EXERCISE DIRECTIONS: Pick out every line with the word "NAZIONALE" and copy it.

══════════

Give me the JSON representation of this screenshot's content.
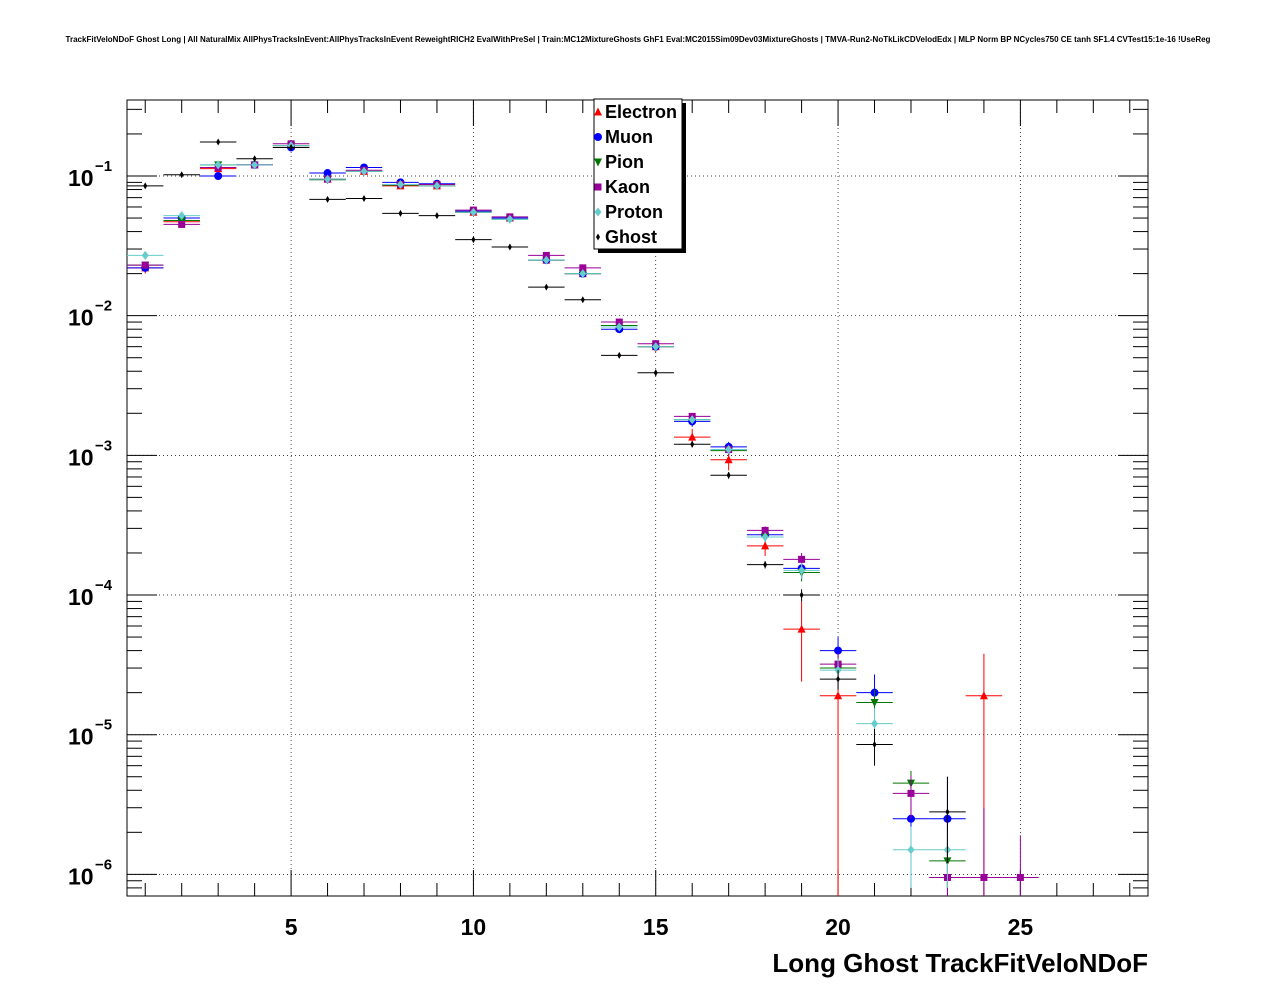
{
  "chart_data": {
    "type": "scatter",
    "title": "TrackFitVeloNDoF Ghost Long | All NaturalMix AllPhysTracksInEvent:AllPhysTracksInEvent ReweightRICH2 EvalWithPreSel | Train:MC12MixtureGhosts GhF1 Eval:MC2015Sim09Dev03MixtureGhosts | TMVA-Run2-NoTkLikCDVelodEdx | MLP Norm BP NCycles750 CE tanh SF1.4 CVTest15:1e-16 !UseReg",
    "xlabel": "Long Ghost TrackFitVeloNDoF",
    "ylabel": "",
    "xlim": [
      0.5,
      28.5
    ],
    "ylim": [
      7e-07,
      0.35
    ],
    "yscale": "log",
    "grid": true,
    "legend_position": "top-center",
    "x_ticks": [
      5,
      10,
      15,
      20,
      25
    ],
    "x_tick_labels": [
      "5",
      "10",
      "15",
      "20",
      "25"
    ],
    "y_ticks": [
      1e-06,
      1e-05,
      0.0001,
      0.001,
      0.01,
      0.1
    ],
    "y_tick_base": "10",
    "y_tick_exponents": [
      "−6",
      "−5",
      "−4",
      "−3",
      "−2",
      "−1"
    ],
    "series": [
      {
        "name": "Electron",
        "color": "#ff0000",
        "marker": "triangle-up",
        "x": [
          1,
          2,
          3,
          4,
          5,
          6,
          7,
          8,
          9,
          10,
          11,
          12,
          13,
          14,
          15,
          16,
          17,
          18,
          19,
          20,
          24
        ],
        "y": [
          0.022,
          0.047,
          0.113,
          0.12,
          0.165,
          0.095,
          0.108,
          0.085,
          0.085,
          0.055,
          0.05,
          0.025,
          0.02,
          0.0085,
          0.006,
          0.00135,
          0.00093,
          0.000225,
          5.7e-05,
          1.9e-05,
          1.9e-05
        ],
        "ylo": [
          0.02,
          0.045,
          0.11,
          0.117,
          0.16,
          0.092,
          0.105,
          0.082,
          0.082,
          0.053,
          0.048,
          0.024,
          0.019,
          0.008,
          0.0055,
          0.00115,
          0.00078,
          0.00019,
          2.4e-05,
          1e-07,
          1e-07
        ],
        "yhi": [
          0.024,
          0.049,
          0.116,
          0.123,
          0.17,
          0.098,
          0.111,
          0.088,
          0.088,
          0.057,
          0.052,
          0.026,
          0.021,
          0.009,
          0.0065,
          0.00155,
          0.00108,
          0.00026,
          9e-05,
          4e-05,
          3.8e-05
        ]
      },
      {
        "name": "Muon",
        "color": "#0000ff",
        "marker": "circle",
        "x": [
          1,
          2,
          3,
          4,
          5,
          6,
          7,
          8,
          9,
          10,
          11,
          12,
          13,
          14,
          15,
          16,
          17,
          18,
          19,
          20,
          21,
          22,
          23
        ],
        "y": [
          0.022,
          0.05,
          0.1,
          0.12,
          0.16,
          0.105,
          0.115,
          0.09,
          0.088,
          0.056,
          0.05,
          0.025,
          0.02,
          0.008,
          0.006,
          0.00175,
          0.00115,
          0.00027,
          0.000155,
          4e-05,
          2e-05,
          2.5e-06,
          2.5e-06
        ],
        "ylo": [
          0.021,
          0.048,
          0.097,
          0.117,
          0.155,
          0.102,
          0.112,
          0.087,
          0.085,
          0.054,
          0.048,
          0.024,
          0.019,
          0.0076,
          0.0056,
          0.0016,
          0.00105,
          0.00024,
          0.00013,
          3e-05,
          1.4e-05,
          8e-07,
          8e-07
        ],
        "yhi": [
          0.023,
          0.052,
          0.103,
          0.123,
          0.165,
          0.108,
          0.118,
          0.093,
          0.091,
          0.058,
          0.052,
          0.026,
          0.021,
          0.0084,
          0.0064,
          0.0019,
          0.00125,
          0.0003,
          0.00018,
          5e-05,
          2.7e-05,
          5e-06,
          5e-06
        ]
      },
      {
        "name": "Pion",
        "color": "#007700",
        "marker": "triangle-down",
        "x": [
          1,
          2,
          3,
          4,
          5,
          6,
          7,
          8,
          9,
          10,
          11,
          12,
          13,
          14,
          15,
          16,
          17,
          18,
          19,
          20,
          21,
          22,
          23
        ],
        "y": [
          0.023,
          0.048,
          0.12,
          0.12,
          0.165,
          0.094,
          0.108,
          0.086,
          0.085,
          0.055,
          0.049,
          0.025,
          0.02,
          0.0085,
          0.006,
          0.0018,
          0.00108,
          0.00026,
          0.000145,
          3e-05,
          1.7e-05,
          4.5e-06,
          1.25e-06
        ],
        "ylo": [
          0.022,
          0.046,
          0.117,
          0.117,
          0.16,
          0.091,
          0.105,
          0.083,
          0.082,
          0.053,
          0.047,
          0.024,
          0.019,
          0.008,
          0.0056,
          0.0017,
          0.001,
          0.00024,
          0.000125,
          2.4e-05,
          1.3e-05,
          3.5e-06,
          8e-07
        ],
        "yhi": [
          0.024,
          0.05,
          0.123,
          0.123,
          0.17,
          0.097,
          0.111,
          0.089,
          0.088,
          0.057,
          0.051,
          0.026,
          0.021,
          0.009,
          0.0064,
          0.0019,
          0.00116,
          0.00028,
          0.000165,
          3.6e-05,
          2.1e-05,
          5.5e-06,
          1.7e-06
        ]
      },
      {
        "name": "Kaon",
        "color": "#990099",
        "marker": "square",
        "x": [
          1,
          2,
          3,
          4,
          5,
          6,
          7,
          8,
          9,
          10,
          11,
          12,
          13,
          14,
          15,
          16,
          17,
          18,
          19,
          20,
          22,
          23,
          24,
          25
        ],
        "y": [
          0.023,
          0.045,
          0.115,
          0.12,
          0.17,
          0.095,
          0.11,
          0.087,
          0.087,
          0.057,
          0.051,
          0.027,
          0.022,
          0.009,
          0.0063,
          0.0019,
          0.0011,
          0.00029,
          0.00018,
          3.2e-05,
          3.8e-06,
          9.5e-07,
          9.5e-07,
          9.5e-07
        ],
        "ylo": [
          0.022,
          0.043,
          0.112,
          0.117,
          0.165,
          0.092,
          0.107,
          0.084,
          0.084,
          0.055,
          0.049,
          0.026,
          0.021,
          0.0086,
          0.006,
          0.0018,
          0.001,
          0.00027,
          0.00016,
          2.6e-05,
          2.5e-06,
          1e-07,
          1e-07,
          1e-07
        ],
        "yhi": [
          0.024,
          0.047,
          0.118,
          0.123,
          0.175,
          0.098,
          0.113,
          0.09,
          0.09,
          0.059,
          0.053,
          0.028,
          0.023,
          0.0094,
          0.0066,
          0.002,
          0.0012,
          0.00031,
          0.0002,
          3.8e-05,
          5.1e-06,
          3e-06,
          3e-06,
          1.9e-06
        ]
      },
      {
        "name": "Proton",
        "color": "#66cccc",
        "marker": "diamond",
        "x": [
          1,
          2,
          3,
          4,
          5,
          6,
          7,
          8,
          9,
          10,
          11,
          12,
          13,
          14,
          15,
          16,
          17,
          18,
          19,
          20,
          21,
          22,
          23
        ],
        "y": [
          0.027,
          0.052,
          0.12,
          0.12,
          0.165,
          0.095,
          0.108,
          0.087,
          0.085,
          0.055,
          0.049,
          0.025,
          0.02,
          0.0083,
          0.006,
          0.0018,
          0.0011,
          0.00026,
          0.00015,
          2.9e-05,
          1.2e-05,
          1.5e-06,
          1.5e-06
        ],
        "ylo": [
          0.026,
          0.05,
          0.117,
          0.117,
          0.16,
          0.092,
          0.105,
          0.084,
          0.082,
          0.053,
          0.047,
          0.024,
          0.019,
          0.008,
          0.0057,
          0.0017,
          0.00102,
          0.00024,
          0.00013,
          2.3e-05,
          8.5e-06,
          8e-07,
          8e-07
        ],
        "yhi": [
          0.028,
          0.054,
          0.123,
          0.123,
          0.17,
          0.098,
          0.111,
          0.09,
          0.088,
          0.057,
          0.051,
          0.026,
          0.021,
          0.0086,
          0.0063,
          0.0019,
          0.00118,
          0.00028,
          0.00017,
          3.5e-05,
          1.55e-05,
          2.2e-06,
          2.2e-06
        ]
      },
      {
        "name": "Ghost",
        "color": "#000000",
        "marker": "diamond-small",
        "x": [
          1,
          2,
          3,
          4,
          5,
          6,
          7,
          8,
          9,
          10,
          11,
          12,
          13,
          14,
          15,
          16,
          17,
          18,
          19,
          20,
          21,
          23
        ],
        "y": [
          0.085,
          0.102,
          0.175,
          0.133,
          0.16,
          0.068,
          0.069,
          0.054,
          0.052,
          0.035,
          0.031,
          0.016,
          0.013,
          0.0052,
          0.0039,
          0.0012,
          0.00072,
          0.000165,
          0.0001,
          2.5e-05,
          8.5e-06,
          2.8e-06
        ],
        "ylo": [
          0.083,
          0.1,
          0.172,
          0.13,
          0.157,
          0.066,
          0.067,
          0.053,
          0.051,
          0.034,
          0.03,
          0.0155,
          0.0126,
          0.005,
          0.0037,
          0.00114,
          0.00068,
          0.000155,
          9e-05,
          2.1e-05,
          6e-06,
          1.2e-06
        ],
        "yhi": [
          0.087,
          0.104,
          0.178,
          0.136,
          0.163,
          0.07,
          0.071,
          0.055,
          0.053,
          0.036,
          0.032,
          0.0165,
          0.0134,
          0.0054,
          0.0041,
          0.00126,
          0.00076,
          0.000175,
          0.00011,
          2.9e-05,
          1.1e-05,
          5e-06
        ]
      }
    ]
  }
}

══════════

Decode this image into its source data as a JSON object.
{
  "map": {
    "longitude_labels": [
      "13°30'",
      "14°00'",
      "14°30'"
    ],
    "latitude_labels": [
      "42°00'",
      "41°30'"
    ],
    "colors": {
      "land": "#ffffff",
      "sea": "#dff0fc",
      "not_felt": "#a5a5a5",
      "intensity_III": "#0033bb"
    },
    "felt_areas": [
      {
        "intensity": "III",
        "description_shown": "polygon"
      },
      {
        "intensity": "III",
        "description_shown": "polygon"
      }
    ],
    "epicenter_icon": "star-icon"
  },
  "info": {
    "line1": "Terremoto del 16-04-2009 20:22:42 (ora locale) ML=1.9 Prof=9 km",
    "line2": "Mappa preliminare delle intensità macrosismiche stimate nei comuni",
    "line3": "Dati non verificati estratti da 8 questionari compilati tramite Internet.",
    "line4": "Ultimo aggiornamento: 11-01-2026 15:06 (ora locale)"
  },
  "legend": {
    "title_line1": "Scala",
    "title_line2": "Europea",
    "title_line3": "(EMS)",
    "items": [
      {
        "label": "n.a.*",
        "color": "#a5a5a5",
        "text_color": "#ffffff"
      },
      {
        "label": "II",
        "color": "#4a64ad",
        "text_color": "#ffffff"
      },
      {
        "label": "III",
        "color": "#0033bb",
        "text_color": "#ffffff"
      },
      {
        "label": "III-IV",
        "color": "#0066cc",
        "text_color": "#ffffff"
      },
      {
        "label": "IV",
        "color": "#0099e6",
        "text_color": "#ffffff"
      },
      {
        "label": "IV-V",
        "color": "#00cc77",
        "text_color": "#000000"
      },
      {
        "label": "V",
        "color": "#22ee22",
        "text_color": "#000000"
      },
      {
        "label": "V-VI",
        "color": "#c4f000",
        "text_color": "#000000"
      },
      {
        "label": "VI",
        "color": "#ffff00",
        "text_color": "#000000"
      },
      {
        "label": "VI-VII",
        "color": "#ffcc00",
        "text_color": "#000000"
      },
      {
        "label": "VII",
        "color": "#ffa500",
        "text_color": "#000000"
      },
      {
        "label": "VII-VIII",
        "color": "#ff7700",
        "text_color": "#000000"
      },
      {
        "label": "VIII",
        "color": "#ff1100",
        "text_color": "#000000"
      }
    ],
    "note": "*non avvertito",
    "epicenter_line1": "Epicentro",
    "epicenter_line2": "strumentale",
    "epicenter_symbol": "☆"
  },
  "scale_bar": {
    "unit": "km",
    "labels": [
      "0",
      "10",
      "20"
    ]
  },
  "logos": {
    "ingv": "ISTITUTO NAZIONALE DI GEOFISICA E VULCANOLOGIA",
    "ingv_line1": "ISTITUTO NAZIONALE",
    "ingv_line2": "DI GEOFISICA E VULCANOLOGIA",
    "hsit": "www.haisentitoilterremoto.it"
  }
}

══════════

FINISHED EXERCISE:
    "ingv": "ISTITUTO NAZIONALE DI GEOFISICA E VULCANOLOGIA",
    "ingv_line1": "ISTITUTO NAZIONALE",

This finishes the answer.